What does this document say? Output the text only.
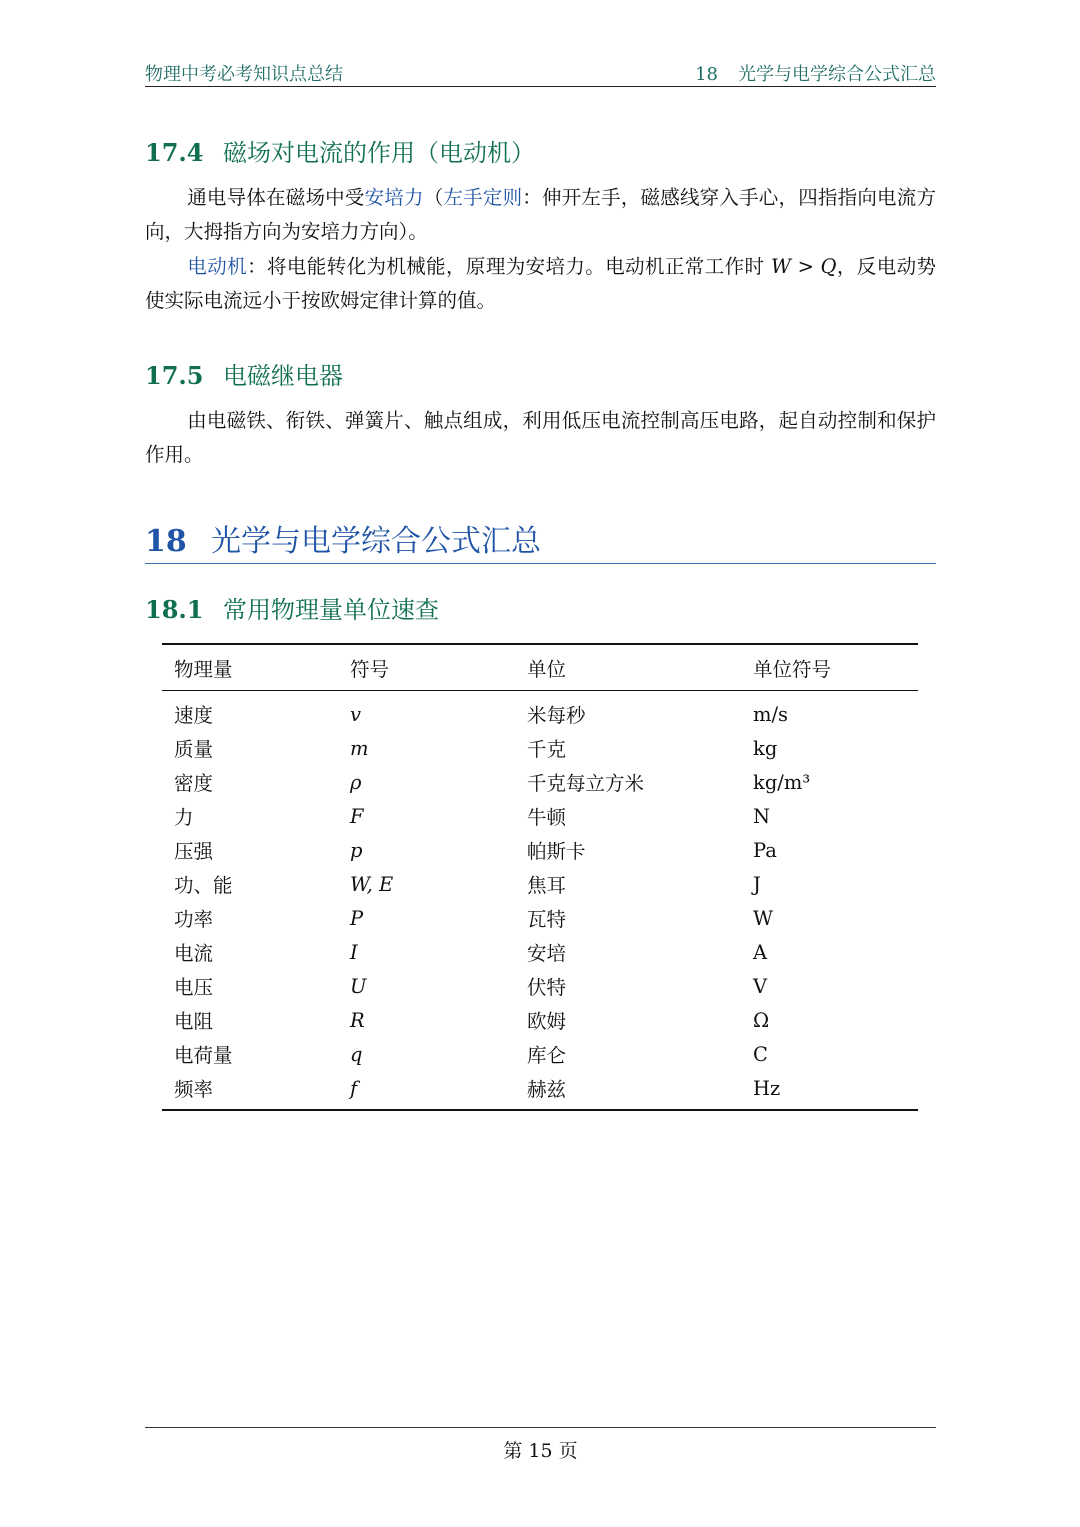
物理中考必考知识点总结	18 光学与电学综合公式汇总
17.4 磁场对电流的作用（电动机）
通电导体在磁场中受安培力（左手定则：伸开左手，磁感线穿入手心，四指指向电流方向，大拇指方向为安培力方向）。
电动机：将电能转化为机械能，原理为安培力。电动机正常工作时 W > Q，反电动势使实际电流远小于按欧姆定律计算的值。
17.5 电磁继电器
由电磁铁、衔铁、弹簧片、触点组成，利用低压电流控制高压电路，起自动控制和保护作用。
18 光学与电学综合公式汇总
18.1 常用物理量单位速查
物理量	符号	单位	单位符号
速度	v	米每秒	m/s
质量	m	千克	kg
密度	ρ	千克每立方米	kg/m³
力	F	牛顿	N
压强	p	帕斯卡	Pa
功、能	W, E	焦耳	J
功率	P	瓦特	W
电流	I	安培	A
电压	U	伏特	V
电阻	R	欧姆	Ω
电荷量	q	库仑	C
频率	f	赫兹	Hz
第 15 页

--- --- ---

*What needs to be done:* From the material above, reproduce everything verbatim except the pictures.

*Result of this task:*
What does this document say? Output the text only.
物理中考必考知识点总结	18 光学与电学综合公式汇总
17.4 磁场对电流的作用（电动机）
通电导体在磁场中受安培力（左手定则：伸开左手，磁感线穿入手心，四指指向电流方向，大拇指方向为安培力方向）。
电动机：将电能转化为机械能，原理为安培力。电动机正常工作时 W > Q，反电动势使实际电流远小于按欧姆定律计算的值。
17.5 电磁继电器
由电磁铁、衔铁、弹簧片、触点组成，利用低压电流控制高压电路，起自动控制和保护作用。
18 光学与电学综合公式汇总
18.1 常用物理量单位速查
物理量	符号	单位	单位符号
速度	v	米每秒	m/s
质量	m	千克	kg
密度	ρ	千克每立方米	kg/m³
力	F	牛顿	N
压强	p	帕斯卡	Pa
功、能	W, E	焦耳	J
功率	P	瓦特	W
电流	I	安培	A
电压	U	伏特	V
电阻	R	欧姆	Ω
电荷量	q	库仑	C
频率	f	赫兹	Hz
第 15 页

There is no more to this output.